§ **LISTED ENTRIES**:
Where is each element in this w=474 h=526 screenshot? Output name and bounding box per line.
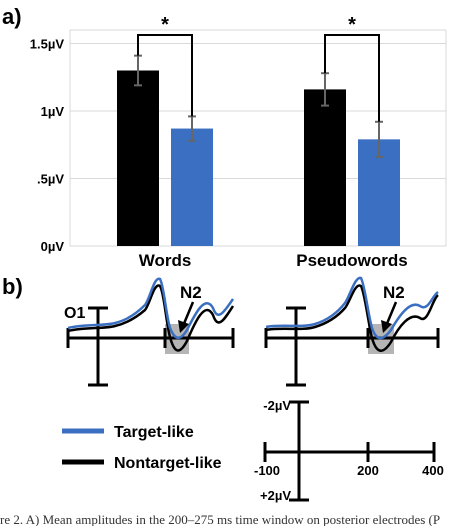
erp-plot-words: O1 N2: [64, 277, 235, 387]
scale-label-200: 200: [357, 463, 379, 478]
y-tick-label: 0µV: [41, 239, 65, 254]
legend-label-target: Target-like: [114, 424, 194, 441]
n2-arrowhead-words: [178, 320, 189, 333]
significance-bracket: [324, 34, 380, 122]
significance-star: *: [348, 14, 356, 36]
electrode-label: O1: [64, 305, 85, 322]
figure-caption: re 2. A) Mean amplitudes in the 200–275 …: [0, 512, 440, 526]
category-labels: Words Pseudowords: [139, 251, 408, 270]
panel-a-label: a): [2, 4, 22, 29]
bar: [171, 128, 213, 246]
legend: Target-like Nontarget-like: [62, 424, 222, 472]
panel-b-label: b): [2, 274, 23, 299]
scale-label-minus100: -100: [254, 463, 280, 478]
significance-star: *: [161, 14, 169, 36]
error-bars: [134, 54, 383, 158]
y-tick-label: 1.5µV: [30, 37, 65, 52]
bars: [117, 70, 400, 247]
scale-axes: -2µV +2µV -100 200 400: [254, 398, 444, 503]
significance-bracket: [137, 34, 193, 117]
n2-arrow-words: [181, 301, 195, 327]
bar: [117, 70, 159, 246]
scale-label-pos-2uv: +2µV: [260, 488, 291, 503]
target-waveform-words: [67, 277, 235, 339]
significance-brackets: * *: [137, 14, 380, 122]
n2-label-pseudowords: N2: [383, 283, 405, 302]
y-tick-labels: 0µV .5µV 1µV 1.5µV: [30, 37, 65, 255]
y-tick-label: 1µV: [41, 104, 65, 119]
target-waveform-pseudowords: [265, 276, 439, 340]
scale-label-400: 400: [422, 463, 444, 478]
category-label: Words: [139, 251, 192, 270]
erp-plot-pseudowords: N2: [264, 276, 440, 387]
nontarget-waveform-pseudowords: [265, 284, 439, 352]
n2-label-words: N2: [180, 283, 202, 302]
scale-label-neg-2uv: -2µV: [263, 398, 291, 413]
n2-arrowhead-pseudowords: [381, 320, 392, 333]
y-tick-label: .5µV: [37, 172, 64, 187]
bar: [304, 89, 346, 247]
n2-arrow-pseudowords: [384, 301, 398, 327]
legend-label-nontarget: Nontarget-like: [114, 455, 222, 472]
erp-panel: O1 N2 N2: [62, 276, 444, 503]
category-label: Pseudowords: [296, 251, 407, 270]
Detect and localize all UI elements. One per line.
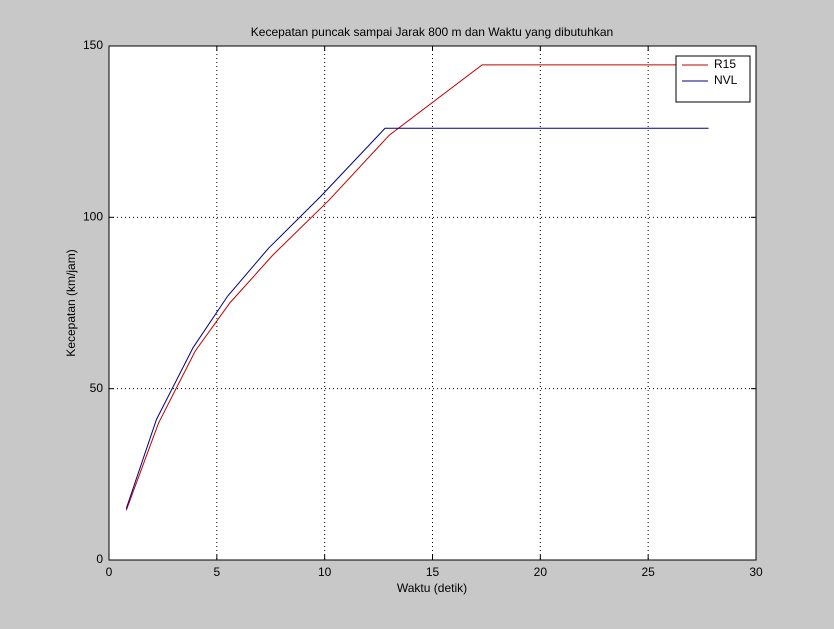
legend-label: NVL (714, 73, 738, 87)
chart-title: Kecepatan puncak sampai Jarak 800 m dan … (251, 25, 613, 39)
y-tick-label: 150 (83, 38, 103, 52)
x-tick-label: 15 (426, 565, 440, 579)
x-tick-label: 0 (106, 565, 113, 579)
x-tick-label: 20 (534, 565, 548, 579)
x-tick-label: 10 (318, 565, 332, 579)
data-line (125, 127, 709, 509)
legend-box (675, 55, 751, 103)
y-tick-label: 50 (90, 381, 104, 395)
y-tick-label: 100 (83, 210, 103, 224)
x-axis-label: Waktu (detik) (397, 581, 467, 595)
y-axis-label: Kecepatan (km/jam) (64, 249, 78, 356)
y-tick-label: 0 (96, 552, 103, 566)
x-tick-label: 25 (641, 565, 655, 579)
legend-label: R15 (714, 57, 736, 71)
x-tick-label: 5 (213, 565, 220, 579)
data-line (125, 64, 709, 511)
x-tick-label: 30 (749, 565, 763, 579)
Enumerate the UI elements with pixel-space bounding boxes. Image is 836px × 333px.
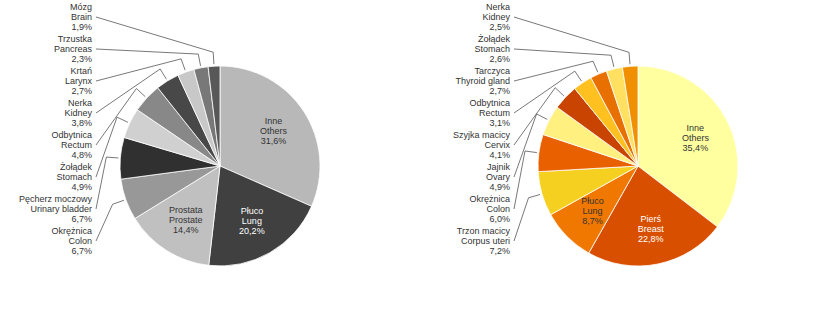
svg-text:InneOthers31,6%: InneOthers31,6% [260,116,288,146]
svg-text:NerkaKidney2,5%: NerkaKidney2,5% [482,2,510,32]
svg-text:OkrężnicaColon6,7%: OkrężnicaColon6,7% [51,226,92,256]
svg-text:MózgBrain1,9%: MózgBrain1,9% [70,2,92,32]
svg-text:OkrężnicaColon6,0%: OkrężnicaColon6,0% [469,194,510,224]
svg-text:ŻołądekStomach2,6%: ŻołądekStomach2,6% [474,34,510,64]
svg-text:PierśBreast22,8%: PierśBreast22,8% [638,214,665,244]
svg-text:InneOthers35,4%: InneOthers35,4% [682,123,710,153]
svg-text:TrzustkaPancreas2,3%: TrzustkaPancreas2,3% [54,34,93,64]
svg-text:NerkaKidney3,8%: NerkaKidney3,8% [64,98,92,128]
svg-text:JajnikOvary4,9%: JajnikOvary4,9% [486,162,511,192]
svg-text:ProstataProstate14,4%: ProstataProstate14,4% [169,205,203,235]
svg-text:Szyjka macicyCervix4,1%: Szyjka macicyCervix4,1% [453,130,511,160]
svg-text:KrtańLarynx2,7%: KrtańLarynx2,7% [65,66,93,96]
svg-text:Trzon macicyCorpus uteri7,2%: Trzon macicyCorpus uteri7,2% [457,226,511,256]
svg-text:PłucoLung8,7%: PłucoLung8,7% [581,196,604,226]
svg-text:TarczycaThyroid gland2,7%: TarczycaThyroid gland2,7% [455,66,510,96]
svg-text:PłucoLung20,2%: PłucoLung20,2% [239,206,265,236]
svg-text:Pęcherz moczowyUrinary bladder: Pęcherz moczowyUrinary bladder6,7% [19,194,93,224]
svg-text:ŻołądekStomach4,9%: ŻołądekStomach4,9% [56,162,92,192]
svg-text:OdbytnicaRectum4,8%: OdbytnicaRectum4,8% [51,130,92,160]
svg-text:OdbytnicaRectum3,1%: OdbytnicaRectum3,1% [469,98,510,128]
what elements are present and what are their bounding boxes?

§ **REQUEST**:
Reproduce the listing with "Nontarget-like" swapped for "Non-target-like" wherever it occurs, keeping every other line unchanged, and omit the pictures.

§ **THE OUTPUT**:
Where is each element in this w=474 h=526 screenshot? Output name and bounding box per line.
erp-plot-words: O1 N2: [64, 277, 235, 387]
scale-label-200: 200: [357, 463, 379, 478]
y-tick-label: 0µV: [41, 239, 65, 254]
legend-label-target: Target-like: [114, 424, 194, 441]
n2-arrowhead-words: [178, 320, 189, 333]
significance-bracket: [324, 34, 380, 122]
significance-star: *: [348, 14, 356, 36]
electrode-label: O1: [64, 305, 85, 322]
figure-caption: re 2. A) Mean amplitudes in the 200–275 …: [0, 512, 440, 526]
category-labels: Words Pseudowords: [139, 251, 408, 270]
panel-a-label: a): [2, 4, 22, 29]
bar: [171, 128, 213, 246]
legend: Target-like Non-target-like: [62, 424, 222, 472]
panel-b-label: b): [2, 274, 23, 299]
scale-label-minus100: -100: [254, 463, 280, 478]
significance-star: *: [161, 14, 169, 36]
error-bars: [134, 54, 383, 158]
y-tick-label: 1.5µV: [30, 37, 65, 52]
bars: [117, 70, 400, 247]
scale-axes: -2µV +2µV -100 200 400: [254, 398, 444, 503]
significance-bracket: [137, 34, 193, 117]
n2-arrow-words: [181, 301, 195, 327]
bar: [117, 70, 159, 246]
scale-label-pos-2uv: +2µV: [260, 488, 291, 503]
target-waveform-words: [67, 277, 235, 339]
significance-brackets: * *: [137, 14, 380, 122]
n2-label-pseudowords: N2: [383, 283, 405, 302]
y-tick-labels: 0µV .5µV 1µV 1.5µV: [30, 37, 65, 255]
y-tick-label: 1µV: [41, 104, 65, 119]
target-waveform-pseudowords: [265, 276, 439, 340]
scale-label-400: 400: [422, 463, 444, 478]
category-label: Words: [139, 251, 192, 270]
erp-plot-pseudowords: N2: [264, 276, 440, 387]
nontarget-waveform-pseudowords: [265, 284, 439, 352]
n2-label-words: N2: [180, 283, 202, 302]
scale-label-neg-2uv: -2µV: [263, 398, 291, 413]
n2-arrowhead-pseudowords: [381, 320, 392, 333]
y-tick-label: .5µV: [37, 172, 64, 187]
bar: [304, 89, 346, 247]
n2-arrow-pseudowords: [384, 301, 398, 327]
legend-label-nontarget: Non-target-like: [114, 455, 222, 472]
erp-panel: O1 N2 N2: [62, 276, 444, 503]
category-label: Pseudowords: [296, 251, 407, 270]
Detect and localize all UI elements. One per line.
legend-label: NVL (714, 73, 738, 87)
chart-title: Kecepatan puncak sampai Jarak 800 m dan … (251, 25, 613, 39)
y-tick-label: 150 (83, 38, 103, 52)
x-tick-label: 15 (426, 565, 440, 579)
x-tick-label: 0 (106, 565, 113, 579)
x-tick-label: 20 (534, 565, 548, 579)
x-tick-label: 10 (318, 565, 332, 579)
data-line (125, 127, 709, 509)
legend-box (675, 55, 751, 103)
y-tick-label: 50 (90, 381, 104, 395)
y-tick-label: 100 (83, 210, 103, 224)
x-axis-label: Waktu (detik) (397, 581, 467, 595)
y-axis-label: Kecepatan (km/jam) (64, 249, 78, 356)
y-tick-label: 0 (96, 552, 103, 566)
x-tick-label: 25 (641, 565, 655, 579)
legend-label: R15 (714, 57, 736, 71)
x-tick-label: 5 (213, 565, 220, 579)
data-line (125, 64, 709, 511)
x-tick-label: 30 (749, 565, 763, 579)
Enumerate the UI elements with pixel-space bounding boxes. Image is 836px × 333px.
svg-text:InneOthers31,6%: InneOthers31,6% [260,116,288,146]
svg-text:NerkaKidney2,5%: NerkaKidney2,5% [482,2,510,32]
svg-text:OkrężnicaColon6,7%: OkrężnicaColon6,7% [51,226,92,256]
svg-text:MózgBrain1,9%: MózgBrain1,9% [70,2,92,32]
svg-text:OkrężnicaColon6,0%: OkrężnicaColon6,0% [469,194,510,224]
svg-text:ŻołądekStomach2,6%: ŻołądekStomach2,6% [474,34,510,64]
svg-text:PierśBreast22,8%: PierśBreast22,8% [638,214,665,244]
svg-text:InneOthers35,4%: InneOthers35,4% [682,123,710,153]
svg-text:TrzustkaPancreas2,3%: TrzustkaPancreas2,3% [54,34,93,64]
svg-text:NerkaKidney3,8%: NerkaKidney3,8% [64,98,92,128]
svg-text:JajnikOvary4,9%: JajnikOvary4,9% [486,162,511,192]
svg-text:ProstataProstate14,4%: ProstataProstate14,4% [169,205,203,235]
svg-text:Szyjka macicyCervix4,1%: Szyjka macicyCervix4,1% [453,130,511,160]
svg-text:KrtańLarynx2,7%: KrtańLarynx2,7% [65,66,93,96]
svg-text:Trzon macicyCorpus uteri7,2%: Trzon macicyCorpus uteri7,2% [457,226,511,256]
svg-text:PłucoLung8,7%: PłucoLung8,7% [581,196,604,226]
svg-text:TarczycaThyroid gland2,7%: TarczycaThyroid gland2,7% [455,66,510,96]
svg-text:PłucoLung20,2%: PłucoLung20,2% [239,206,265,236]
svg-text:Pęcherz moczowyUrinary bladder: Pęcherz moczowyUrinary bladder6,7% [19,194,93,224]
svg-text:ŻołądekStomach4,9%: ŻołądekStomach4,9% [56,162,92,192]
svg-text:OdbytnicaRectum4,8%: OdbytnicaRectum4,8% [51,130,92,160]
svg-text:OdbytnicaRectum3,1%: OdbytnicaRectum3,1% [469,98,510,128]
what elements are present and what are their bounding boxes?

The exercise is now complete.